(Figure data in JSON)

(begin)

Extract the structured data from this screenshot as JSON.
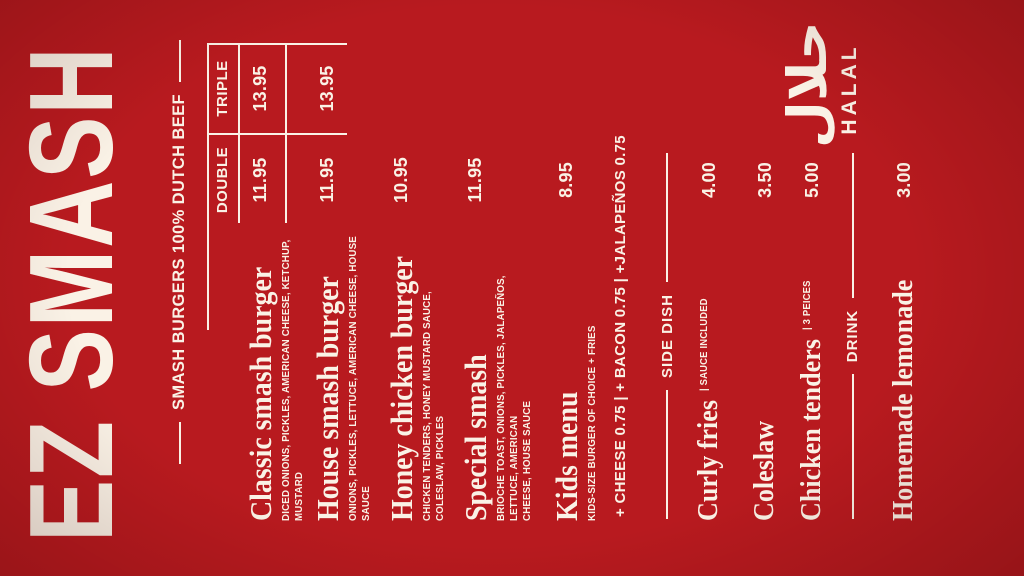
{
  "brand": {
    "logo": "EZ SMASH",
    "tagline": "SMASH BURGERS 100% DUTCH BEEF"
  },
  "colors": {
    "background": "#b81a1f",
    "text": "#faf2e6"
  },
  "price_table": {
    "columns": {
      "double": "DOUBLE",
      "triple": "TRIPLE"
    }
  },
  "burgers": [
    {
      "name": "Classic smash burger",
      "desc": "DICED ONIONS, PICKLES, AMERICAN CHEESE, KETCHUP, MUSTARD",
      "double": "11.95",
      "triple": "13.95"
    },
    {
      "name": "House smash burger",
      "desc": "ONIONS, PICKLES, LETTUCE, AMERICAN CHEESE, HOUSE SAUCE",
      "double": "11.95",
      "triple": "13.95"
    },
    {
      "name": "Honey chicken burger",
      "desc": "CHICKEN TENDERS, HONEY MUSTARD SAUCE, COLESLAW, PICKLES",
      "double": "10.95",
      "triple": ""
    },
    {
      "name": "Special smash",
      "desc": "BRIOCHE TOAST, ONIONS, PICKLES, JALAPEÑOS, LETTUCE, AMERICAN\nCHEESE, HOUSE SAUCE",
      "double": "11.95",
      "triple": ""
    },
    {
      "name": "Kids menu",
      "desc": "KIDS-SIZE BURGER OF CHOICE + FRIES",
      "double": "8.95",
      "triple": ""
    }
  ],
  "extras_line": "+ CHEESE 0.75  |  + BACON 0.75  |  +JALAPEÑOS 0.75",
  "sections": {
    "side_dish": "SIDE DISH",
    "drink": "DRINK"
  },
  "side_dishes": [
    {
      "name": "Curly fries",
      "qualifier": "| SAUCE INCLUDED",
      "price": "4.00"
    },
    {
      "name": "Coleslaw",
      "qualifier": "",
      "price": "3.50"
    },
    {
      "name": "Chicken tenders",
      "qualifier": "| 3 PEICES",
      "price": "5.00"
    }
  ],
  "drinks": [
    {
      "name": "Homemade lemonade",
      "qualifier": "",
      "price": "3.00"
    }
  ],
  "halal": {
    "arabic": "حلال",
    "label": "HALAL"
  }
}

(end)

Given exercise: Across the records, count the lines holding the string "ONIONS". Give the number and stop.

Complete answer: 3